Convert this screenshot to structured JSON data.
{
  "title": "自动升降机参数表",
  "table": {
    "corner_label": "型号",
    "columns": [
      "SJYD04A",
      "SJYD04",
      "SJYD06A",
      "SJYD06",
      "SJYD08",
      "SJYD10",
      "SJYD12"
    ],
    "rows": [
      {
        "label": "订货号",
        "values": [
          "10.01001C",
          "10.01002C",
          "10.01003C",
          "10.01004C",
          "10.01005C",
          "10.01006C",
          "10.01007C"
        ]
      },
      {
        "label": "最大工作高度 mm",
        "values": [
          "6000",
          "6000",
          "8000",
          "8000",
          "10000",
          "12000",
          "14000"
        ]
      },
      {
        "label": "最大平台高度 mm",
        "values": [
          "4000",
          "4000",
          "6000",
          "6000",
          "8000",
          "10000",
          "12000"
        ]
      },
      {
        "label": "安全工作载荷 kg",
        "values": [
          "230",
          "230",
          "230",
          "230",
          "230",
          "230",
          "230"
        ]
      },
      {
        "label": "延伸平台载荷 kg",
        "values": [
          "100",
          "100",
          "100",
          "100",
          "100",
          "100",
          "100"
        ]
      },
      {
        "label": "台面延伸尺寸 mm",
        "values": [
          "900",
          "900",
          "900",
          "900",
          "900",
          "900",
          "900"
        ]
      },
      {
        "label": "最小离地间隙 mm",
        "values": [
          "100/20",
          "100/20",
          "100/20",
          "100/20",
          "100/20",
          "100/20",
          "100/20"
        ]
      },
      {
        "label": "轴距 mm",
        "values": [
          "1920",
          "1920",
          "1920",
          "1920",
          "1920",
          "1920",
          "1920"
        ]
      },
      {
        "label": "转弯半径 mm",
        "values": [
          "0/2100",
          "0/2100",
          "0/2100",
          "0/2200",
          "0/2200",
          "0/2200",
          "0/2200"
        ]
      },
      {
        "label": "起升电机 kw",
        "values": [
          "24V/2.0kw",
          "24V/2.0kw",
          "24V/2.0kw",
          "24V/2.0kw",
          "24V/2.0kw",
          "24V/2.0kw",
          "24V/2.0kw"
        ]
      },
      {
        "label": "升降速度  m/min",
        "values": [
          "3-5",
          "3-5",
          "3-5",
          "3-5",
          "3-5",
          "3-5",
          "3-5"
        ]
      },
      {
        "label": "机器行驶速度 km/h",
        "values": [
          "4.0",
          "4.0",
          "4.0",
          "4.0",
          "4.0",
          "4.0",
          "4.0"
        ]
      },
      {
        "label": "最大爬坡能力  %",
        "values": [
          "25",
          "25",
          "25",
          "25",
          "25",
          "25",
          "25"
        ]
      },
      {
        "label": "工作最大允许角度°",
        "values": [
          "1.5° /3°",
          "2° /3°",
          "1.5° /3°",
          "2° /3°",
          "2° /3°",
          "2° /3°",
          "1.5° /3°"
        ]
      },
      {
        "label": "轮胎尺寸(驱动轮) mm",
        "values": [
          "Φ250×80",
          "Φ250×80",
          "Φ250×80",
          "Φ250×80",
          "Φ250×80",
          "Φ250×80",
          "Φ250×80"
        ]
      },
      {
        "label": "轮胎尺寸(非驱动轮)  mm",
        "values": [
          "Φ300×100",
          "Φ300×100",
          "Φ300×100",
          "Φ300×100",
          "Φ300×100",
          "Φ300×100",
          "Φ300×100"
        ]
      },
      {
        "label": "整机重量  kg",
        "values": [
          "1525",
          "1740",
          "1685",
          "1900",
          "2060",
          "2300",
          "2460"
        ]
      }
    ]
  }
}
========
TASK. Repeat each record in full; every line must match exactly.

SOLUTION TO THIS EXERCISE.
Convert this screenshot to structured JSON data.
{
  "title": "自动升降机参数表",
  "table": {
    "corner_label": "型号",
    "columns": [
      "SJYD04A",
      "SJYD04",
      "SJYD06A",
      "SJYD06",
      "SJYD08",
      "SJYD10",
      "SJYD12"
    ],
    "rows": [
      {
        "label": "订货号",
        "values": [
          "10.01001C",
          "10.01002C",
          "10.01003C",
          "10.01004C",
          "10.01005C",
          "10.01006C",
          "10.01007C"
        ]
      },
      {
        "label": "最大工作高度 mm",
        "values": [
          "6000",
          "6000",
          "8000",
          "8000",
          "10000",
          "12000",
          "14000"
        ]
      },
      {
        "label": "最大平台高度 mm",
        "values": [
          "4000",
          "4000",
          "6000",
          "6000",
          "8000",
          "10000",
          "12000"
        ]
      },
      {
        "label": "安全工作载荷 kg",
        "values": [
          "230",
          "230",
          "230",
          "230",
          "230",
          "230",
          "230"
        ]
      },
      {
        "label": "延伸平台载荷 kg",
        "values": [
          "100",
          "100",
          "100",
          "100",
          "100",
          "100",
          "100"
        ]
      },
      {
        "label": "台面延伸尺寸 mm",
        "values": [
          "900",
          "900",
          "900",
          "900",
          "900",
          "900",
          "900"
        ]
      },
      {
        "label": "最小离地间隙 mm",
        "values": [
          "100/20",
          "100/20",
          "100/20",
          "100/20",
          "100/20",
          "100/20",
          "100/20"
        ]
      },
      {
        "label": "轴距 mm",
        "values": [
          "1920",
          "1920",
          "1920",
          "1920",
          "1920",
          "1920",
          "1920"
        ]
      },
      {
        "label": "转弯半径 mm",
        "values": [
          "0/2100",
          "0/2100",
          "0/2100",
          "0/2200",
          "0/2200",
          "0/2200",
          "0/2200"
        ]
      },
      {
        "label": "起升电机 kw",
        "values": [
          "24V/2.0kw",
          "24V/2.0kw",
          "24V/2.0kw",
          "24V/2.0kw",
          "24V/2.0kw",
          "24V/2.0kw",
          "24V/2.0kw"
        ]
      },
      {
        "label": "升降速度  m/min",
        "values": [
          "3-5",
          "3-5",
          "3-5",
          "3-5",
          "3-5",
          "3-5",
          "3-5"
        ]
      },
      {
        "label": "机器行驶速度 km/h",
        "values": [
          "4.0",
          "4.0",
          "4.0",
          "4.0",
          "4.0",
          "4.0",
          "4.0"
        ]
      },
      {
        "label": "最大爬坡能力  %",
        "values": [
          "25",
          "25",
          "25",
          "25",
          "25",
          "25",
          "25"
        ]
      },
      {
        "label": "工作最大允许角度°",
        "values": [
          "1.5° /3°",
          "2° /3°",
          "1.5° /3°",
          "2° /3°",
          "2° /3°",
          "2° /3°",
          "1.5° /3°"
        ]
      },
      {
        "label": "轮胎尺寸(驱动轮) mm",
        "values": [
          "Φ250×80",
          "Φ250×80",
          "Φ250×80",
          "Φ250×80",
          "Φ250×80",
          "Φ250×80",
          "Φ250×80"
        ]
      },
      {
        "label": "轮胎尺寸(非驱动轮)  mm",
        "values": [
          "Φ300×100",
          "Φ300×100",
          "Φ300×100",
          "Φ300×100",
          "Φ300×100",
          "Φ300×100",
          "Φ300×100"
        ]
      },
      {
        "label": "整机重量  kg",
        "values": [
          "1525",
          "1740",
          "1685",
          "1900",
          "2060",
          "2300",
          "2460"
        ]
      }
    ]
  }
}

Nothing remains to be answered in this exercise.